When person A borrows money from person B, person B usually expects to get paid back the money that was borrowed (the principal amount, P), plus a fee for the use of their money (the interest, I). From the point of view of the lender, B, they are making an investment, with a present value (PV = P) in the expectation of getting back a future value (FV = P + I).
Usually investors do not wish to wait until the end of the term of the loan to get paid. They expect periodic payments of at least the interest (in the case of bonds), and perhaps part of the principal as well (in the case of mortgages). Here are some of the relevant formulas:
For a bond, the principal is call the face amount, FaceAmount and the amount of interest to be paid back annually is called the coupon Coupon, given as a percentage. The interest period (IntPeriod) is given in months (usually six months). Then the periodic payment (PerPayment) will be:
PerPayment = FaceAmount * (Coupon/100)*(IntPeriod/12)
A Bond has an issue date (IssueDate) and usually has a call date (CallDate) and a maturity date (MatDate). If the VBA function DateDiff("m",date1,date2) returns the difference in months between date1 and date2 (with the earlier date first), then the total interest to maturity (IntMat) and call (IntCall) are approximately given by
IntMat = FaceAmount * (Coupon/100) *
DateDiff("m",IssueDate,MatDate))/12
IntCall = FaceAmount * (Coupon/100) * DateDiff("m",IssueDate,CallDate)/12
With a one day fudge needed on the Maturity or Call date to complete the final month and a more precise calaculation to the day, rather than the month needed to conform to common trading conventions
To complicate things more, bonds are actually traded and revalued against current interest rates and may sell above or below the face amount.
For a mortage, the borrower is expected to pay some amount of interest and some amount of principal each month. There are many possible mortage schemes, but the calssic fixed rate mortage is based in a single annual interest rate (IntRate) as a percentage, a monthly interest period (IntPeriod=1) and a fixed total payment (Payment) set so that the entire loan will be paid off in a fixed term of years (Term). call the original loan amount, LoanAmount, then the necessary payment will be computer in terms of the monthly interest rate (int:
int = IntRate/100*(IntPeriod/12)
Payment = LoanAmount *
(int*(1+int)^(Term*12/IntPeriod))/((1+int)^(Term*12/IntPeriod)-1)

DATA SECTION
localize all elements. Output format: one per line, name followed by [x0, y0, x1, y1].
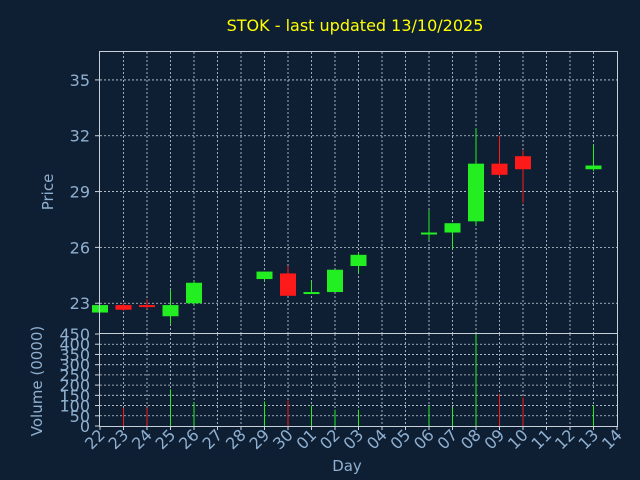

WHAT YOU NEED TO DO
(a) Translate this sentence from the loan formulas page into Spanish: "To complicate things more, bonds are actually traded and revalued against current interest rates and may sell above or below the face amount."
(b) List every date that the loan formulas page says a bond has, with the variable name the page gives each one.
(c) From the loan formulas page, quote the part that opens with the words containing "When person A" and closes with "value (FV = P + I).".
The listing plays no part in this work.

THE REPLIES
(a) Para complicar aún más las cosas, los bonos en realidad se negocian y se revalúan en función de las tasas de interés actuales, y pueden venderse por encima o por debajo del valor nominal.

(b)
- Issue date (IssueDate)
- Call date (CallDate)
- Maturity date (MatDate)

(c)
When person A borrows money from person B, person B usually expects to get paid back the money that was borrowed (the principal amount, P), plus a fee for the use of their money (the interest, I). From the point of view of the lender, B, they are making an investment, with a present value (PV = P) in the expectation of getting back a future value (FV = P + I).